■ MATERIALS PROVIDED
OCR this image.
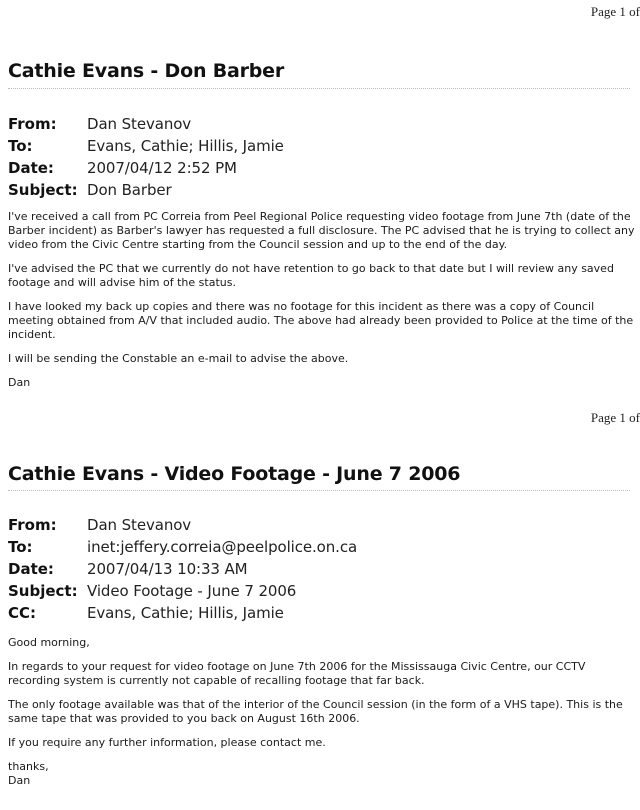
Page 1 of
Cathie Evans - Don Barber
From:	Dan Stevanov
To:	Evans, Cathie; Hillis, Jamie
Date:	2007/04/12 2:52 PM
Subject: Don Barber

I've received a call from PC Correia from Peel Regional Police requesting video footage from June 7th (date of the Barber incident) as Barber's lawyer has requested a full disclosure. The PC advised that he is trying to collect any video from the Civic Centre starting from the Council session and up to the end of the day.

I've advised the PC that we currently do not have retention to go back to that date but I will review any saved footage and will advise him of the status.

I have looked my back up copies and there was no footage for this incident as there was a copy of Council meeting obtained from A/V that included audio. The above had already been provided to Police at the time of the incident.

I will be sending the Constable an e-mail to advise the above.

Dan

Page 1 of
Cathie Evans - Video Footage - June 7 2006
From:	Dan Stevanov
To:	inet:jeffery.correia@peelpolice.on.ca
Date:	2007/04/13 10:33 AM
Subject: Video Footage - June 7 2006
CC:	Evans, Cathie; Hillis, Jamie

Good morning,

In regards to your request for video footage on June 7th 2006 for the Mississauga Civic Centre, our CCTV recording system is currently not capable of recalling footage that far back.

The only footage available was that of the interior of the Council session (in the form of a VHS tape). This is the same tape that was provided to you back on August 16th 2006.

If you require any further information, please contact me.

thanks,

Dan
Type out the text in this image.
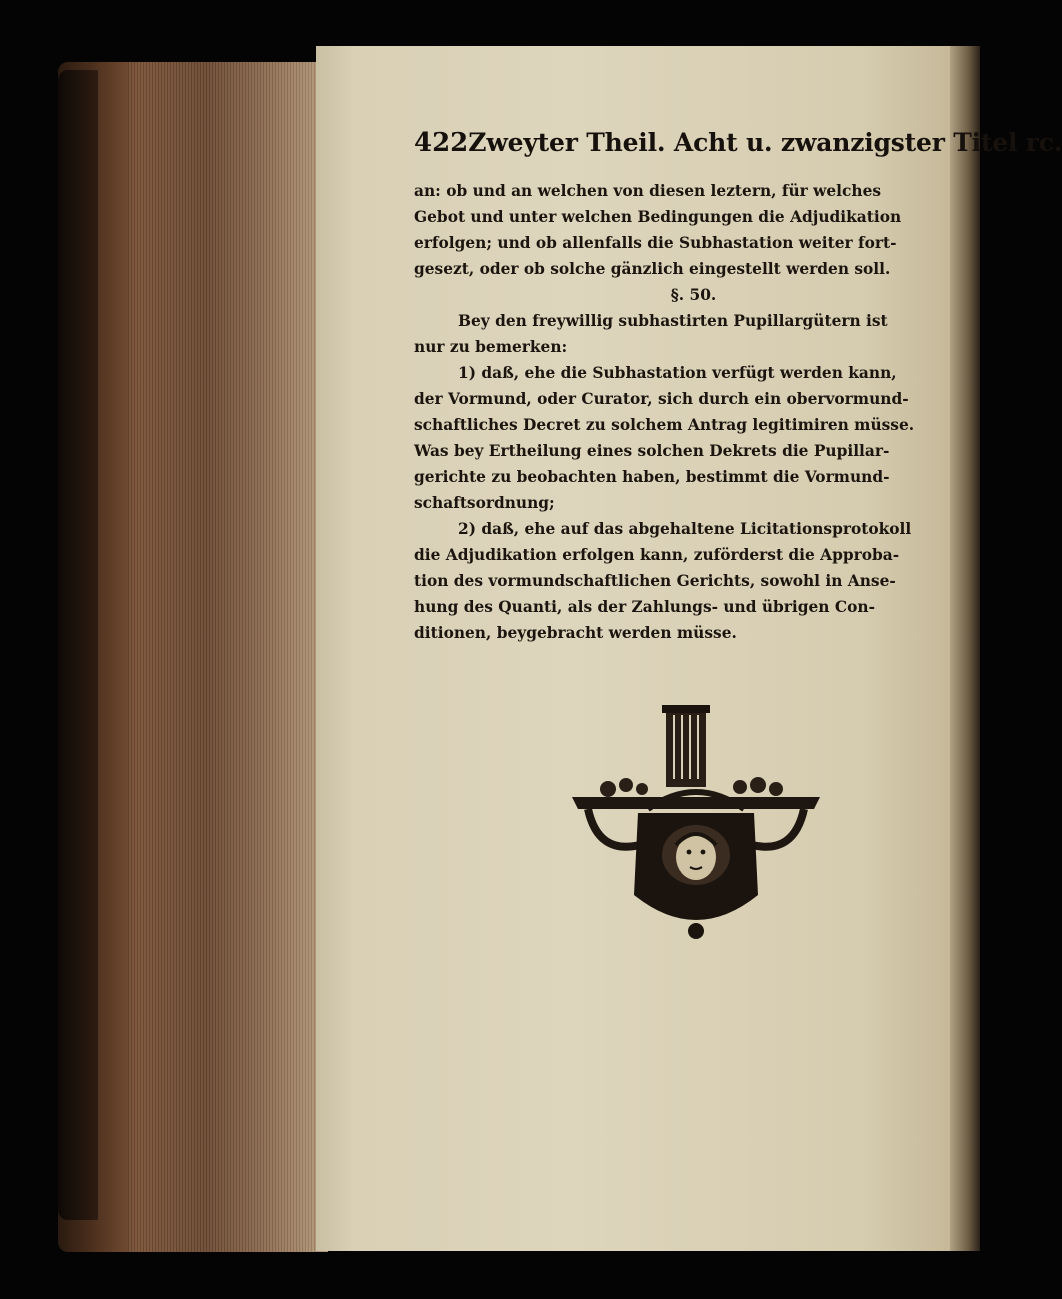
422 Zweyter Theil. Acht u. zwanzigster Titel rc.
an: ob und an welchen von diesen leztern, für welches
Gebot und unter welchen Bedingungen die Adjudikation
erfolgen; und ob allenfalls die Subhastation weiter fort-
gesezt, oder ob solche gänzlich eingestellt werden soll.
§. 50.
Bey den freywillig subhastirten Pupillargütern ist
nur zu bemerken:
1) daß, ehe die Subhastation verfügt werden kann,
der Vormund, oder Curator, sich durch ein obervormund-
schaftliches Decret zu solchem Antrag legitimiren müsse.
Was bey Ertheilung eines solchen Dekrets die Pupillar-
gerichte zu beobachten haben, bestimmt die Vormund-
schaftsordnung;
2) daß, ehe auf das abgehaltene Licitationsprotokoll
die Adjudikation erfolgen kann, zuförderst die Approba-
tion des vormundschaftlichen Gerichts, sowohl in Anse-
hung des Quanti, als der Zahlungs- und übrigen Con-
ditionen, beygebracht werden müsse.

■ WHAT IS REQUIRED
Pick out every line of the listing containing the word "above", and show those lines.

■ ANSWER FOR THIS EXERCISE
I have looked my back up copies and there was no footage for this incident as there was a copy of Council meeting obtained from A/V that included audio. The above had already been provided to Police at the time of the incident.
I will be sending the Constable an e-mail to advise the above.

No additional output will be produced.